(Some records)

····················

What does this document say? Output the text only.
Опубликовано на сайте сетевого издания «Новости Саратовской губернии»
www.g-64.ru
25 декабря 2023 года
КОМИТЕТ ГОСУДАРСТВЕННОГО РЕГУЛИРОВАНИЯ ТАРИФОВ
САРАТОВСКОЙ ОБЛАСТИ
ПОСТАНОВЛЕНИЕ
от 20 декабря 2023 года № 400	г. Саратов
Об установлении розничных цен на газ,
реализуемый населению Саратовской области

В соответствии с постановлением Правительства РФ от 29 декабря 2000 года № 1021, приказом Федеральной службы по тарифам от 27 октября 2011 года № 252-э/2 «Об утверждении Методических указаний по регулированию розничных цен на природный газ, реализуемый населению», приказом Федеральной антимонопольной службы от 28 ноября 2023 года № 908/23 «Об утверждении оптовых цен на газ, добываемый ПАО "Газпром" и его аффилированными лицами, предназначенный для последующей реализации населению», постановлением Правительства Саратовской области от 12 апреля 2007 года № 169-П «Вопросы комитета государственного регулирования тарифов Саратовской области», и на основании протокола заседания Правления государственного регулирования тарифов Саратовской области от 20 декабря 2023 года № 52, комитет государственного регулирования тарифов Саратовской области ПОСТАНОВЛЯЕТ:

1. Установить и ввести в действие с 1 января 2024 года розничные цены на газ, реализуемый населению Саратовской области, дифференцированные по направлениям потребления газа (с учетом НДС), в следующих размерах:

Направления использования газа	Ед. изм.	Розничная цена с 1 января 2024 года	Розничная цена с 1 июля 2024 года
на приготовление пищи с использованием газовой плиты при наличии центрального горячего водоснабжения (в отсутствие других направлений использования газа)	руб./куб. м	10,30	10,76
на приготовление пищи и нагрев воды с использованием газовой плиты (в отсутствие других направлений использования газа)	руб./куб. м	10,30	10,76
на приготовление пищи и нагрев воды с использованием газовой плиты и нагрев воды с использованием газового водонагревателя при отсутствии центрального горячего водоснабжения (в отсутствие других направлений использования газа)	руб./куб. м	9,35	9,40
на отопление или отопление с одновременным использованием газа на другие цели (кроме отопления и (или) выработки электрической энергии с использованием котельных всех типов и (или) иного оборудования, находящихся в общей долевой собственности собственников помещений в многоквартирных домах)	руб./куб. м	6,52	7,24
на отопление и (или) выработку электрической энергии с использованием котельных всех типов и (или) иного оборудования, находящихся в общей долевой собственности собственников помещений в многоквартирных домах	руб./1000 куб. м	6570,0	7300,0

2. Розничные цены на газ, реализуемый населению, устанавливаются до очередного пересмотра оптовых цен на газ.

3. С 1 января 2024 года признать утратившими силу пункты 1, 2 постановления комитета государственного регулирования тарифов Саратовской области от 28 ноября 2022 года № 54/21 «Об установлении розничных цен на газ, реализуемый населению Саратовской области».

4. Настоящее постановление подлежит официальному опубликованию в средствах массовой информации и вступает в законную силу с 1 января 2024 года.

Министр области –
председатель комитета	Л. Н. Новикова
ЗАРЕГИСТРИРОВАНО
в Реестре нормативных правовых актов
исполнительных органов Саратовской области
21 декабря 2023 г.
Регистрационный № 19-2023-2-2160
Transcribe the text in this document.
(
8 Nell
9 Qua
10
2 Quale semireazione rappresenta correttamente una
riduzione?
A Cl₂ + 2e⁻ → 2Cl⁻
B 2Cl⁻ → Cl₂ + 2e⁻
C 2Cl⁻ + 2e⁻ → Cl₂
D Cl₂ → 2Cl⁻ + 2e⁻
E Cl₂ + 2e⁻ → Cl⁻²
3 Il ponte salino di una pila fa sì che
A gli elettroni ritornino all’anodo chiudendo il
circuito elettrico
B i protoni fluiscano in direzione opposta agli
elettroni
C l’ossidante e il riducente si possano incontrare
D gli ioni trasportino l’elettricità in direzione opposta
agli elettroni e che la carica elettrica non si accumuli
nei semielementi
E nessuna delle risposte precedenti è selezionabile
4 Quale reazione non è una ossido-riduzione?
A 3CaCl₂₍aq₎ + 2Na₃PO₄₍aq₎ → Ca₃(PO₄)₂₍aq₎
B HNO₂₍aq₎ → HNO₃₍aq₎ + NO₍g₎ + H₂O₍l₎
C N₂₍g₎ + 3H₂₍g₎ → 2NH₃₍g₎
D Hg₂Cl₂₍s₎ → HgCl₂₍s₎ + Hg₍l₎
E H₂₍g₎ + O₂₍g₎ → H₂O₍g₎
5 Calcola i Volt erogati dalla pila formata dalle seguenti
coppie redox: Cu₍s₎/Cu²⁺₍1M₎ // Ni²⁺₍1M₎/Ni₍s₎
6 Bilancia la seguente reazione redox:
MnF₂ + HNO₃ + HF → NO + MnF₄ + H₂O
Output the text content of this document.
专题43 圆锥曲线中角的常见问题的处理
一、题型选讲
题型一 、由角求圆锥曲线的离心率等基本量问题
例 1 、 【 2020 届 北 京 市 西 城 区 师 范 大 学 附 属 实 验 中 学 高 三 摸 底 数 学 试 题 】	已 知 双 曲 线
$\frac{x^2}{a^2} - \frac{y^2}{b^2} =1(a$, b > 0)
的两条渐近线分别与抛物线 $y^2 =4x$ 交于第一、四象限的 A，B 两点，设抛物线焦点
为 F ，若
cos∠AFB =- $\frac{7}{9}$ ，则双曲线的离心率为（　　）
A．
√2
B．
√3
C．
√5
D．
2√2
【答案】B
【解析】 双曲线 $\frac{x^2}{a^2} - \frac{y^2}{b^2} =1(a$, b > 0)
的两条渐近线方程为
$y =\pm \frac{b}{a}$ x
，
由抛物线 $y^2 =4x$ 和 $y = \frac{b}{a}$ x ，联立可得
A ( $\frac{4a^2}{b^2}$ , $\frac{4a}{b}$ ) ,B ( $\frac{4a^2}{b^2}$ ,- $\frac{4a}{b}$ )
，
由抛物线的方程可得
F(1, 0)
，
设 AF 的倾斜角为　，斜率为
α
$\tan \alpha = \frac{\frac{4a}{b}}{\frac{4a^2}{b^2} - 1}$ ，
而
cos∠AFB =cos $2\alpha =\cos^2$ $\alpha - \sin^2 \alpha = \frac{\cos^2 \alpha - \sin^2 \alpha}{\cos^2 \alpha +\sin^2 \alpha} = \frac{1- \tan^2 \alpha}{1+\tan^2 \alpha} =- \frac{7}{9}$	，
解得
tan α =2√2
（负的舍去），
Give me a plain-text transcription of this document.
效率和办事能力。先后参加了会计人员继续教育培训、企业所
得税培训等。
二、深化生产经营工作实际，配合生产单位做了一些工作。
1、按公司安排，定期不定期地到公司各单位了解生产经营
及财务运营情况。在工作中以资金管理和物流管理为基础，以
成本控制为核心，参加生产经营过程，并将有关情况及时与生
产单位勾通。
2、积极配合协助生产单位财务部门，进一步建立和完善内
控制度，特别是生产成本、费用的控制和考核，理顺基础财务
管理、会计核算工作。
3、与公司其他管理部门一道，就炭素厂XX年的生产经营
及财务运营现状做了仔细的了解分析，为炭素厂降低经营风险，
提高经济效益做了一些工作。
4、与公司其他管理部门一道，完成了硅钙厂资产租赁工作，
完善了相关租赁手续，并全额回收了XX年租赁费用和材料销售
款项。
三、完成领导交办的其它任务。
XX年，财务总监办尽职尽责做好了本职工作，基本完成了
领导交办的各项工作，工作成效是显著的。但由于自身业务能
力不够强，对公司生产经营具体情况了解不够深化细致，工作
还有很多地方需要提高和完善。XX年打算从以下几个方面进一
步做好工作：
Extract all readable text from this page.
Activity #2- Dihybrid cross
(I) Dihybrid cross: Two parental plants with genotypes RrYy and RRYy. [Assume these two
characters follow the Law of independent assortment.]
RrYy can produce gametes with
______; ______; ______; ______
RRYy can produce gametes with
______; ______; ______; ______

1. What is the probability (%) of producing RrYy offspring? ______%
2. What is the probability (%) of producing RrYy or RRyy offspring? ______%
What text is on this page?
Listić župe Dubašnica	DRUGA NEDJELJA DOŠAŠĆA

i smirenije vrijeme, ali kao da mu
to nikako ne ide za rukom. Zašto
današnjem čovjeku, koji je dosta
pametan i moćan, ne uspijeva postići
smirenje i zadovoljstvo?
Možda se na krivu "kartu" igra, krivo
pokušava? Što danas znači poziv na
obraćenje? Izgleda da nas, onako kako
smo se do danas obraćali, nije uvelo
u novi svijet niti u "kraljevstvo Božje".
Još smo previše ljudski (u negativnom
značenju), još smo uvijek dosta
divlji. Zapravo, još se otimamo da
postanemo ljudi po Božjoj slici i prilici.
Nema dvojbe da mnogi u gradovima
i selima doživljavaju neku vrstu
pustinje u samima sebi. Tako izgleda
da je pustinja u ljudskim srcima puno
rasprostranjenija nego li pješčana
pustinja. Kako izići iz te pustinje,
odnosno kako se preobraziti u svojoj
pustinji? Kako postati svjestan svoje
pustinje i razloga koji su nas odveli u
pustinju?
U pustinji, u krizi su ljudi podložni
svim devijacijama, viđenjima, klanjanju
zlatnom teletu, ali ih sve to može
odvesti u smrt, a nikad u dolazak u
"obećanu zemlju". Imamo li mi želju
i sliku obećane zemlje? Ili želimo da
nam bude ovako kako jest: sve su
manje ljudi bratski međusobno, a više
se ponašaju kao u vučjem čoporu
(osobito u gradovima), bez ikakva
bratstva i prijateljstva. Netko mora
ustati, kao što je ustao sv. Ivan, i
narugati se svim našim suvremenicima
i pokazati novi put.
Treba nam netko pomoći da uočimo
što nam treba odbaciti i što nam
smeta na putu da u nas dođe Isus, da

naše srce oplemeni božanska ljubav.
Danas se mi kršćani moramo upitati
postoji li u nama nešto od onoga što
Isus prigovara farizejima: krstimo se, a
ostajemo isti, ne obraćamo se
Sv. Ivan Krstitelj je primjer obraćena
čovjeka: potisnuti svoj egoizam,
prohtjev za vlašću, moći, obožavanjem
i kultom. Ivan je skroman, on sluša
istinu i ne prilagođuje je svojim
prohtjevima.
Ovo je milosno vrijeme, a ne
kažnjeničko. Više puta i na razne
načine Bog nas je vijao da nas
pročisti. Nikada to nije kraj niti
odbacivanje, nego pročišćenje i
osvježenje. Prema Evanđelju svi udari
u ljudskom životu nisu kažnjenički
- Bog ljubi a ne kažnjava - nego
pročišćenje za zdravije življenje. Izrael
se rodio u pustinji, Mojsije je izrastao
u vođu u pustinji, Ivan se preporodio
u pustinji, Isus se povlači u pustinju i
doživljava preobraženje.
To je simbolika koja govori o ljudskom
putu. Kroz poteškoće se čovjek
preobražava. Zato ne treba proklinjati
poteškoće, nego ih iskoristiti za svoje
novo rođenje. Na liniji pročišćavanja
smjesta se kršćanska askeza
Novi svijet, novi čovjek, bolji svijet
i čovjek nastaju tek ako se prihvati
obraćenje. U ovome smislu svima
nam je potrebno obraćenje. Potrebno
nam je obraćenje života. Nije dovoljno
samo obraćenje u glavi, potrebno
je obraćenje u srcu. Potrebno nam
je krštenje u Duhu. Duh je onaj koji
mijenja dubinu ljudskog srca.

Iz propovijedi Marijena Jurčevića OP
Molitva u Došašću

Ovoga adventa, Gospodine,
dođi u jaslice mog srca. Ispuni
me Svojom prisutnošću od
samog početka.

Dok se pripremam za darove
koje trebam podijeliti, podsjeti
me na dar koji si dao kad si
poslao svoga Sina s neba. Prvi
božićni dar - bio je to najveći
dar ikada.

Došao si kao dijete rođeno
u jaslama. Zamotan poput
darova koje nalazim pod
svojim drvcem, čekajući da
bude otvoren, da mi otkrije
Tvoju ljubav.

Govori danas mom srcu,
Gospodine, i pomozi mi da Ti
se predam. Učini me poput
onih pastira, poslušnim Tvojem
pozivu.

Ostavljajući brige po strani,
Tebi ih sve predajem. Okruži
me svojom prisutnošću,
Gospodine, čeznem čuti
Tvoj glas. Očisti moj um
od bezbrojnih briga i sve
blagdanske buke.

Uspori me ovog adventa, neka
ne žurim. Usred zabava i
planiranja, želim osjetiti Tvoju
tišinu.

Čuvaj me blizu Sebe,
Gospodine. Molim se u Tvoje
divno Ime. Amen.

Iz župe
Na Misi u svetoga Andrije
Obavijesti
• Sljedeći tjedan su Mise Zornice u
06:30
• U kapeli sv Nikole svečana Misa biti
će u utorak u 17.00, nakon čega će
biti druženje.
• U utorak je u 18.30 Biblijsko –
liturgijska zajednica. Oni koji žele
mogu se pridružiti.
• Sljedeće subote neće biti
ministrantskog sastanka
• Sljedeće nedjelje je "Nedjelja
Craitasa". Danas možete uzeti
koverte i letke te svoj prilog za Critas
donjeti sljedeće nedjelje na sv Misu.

····················

▶ Problem statement:
Go through the records and show every line with the string "комитета" in it.

▶ Written response:
В соответствии с постановлением Правительства РФ от 29 декабря 2000 года № 1021, приказом Федеральной службы по тарифам от 27 октября 2011 года № 252-э/2 «Об утверждении Методических указаний по регулированию розничных цен на природный газ, реализуемый населению», приказом Федеральной антимонопольной службы от 28 ноября 2023 года № 908/23 «Об утверждении оптовых цен на газ, добываемый ПАО "Газпром" и его аффилированными лицами, предназначенный для последующей реализации населению», постановлением Правительства Саратовской области от 12 апреля 2007 года № 169-П «Вопросы комитета государственного регулирования тарифов Саратовской области», и на основании протокола заседания Правления государственного регулирования тарифов Саратовской области от 20 декабря 2023 года № 52, комитет государственного регулирования тарифов Саратовской области ПОСТАНОВЛЯЕТ:
3. С 1 января 2024 года признать утратившими силу пункты 1, 2 постановления комитета государственного регулирования тарифов Саратовской области от 28 ноября 2022 года № 54/21 «Об установлении розничных цен на газ, реализуемый населению Саратовской области».
председатель комитета	Л. Н. Новикова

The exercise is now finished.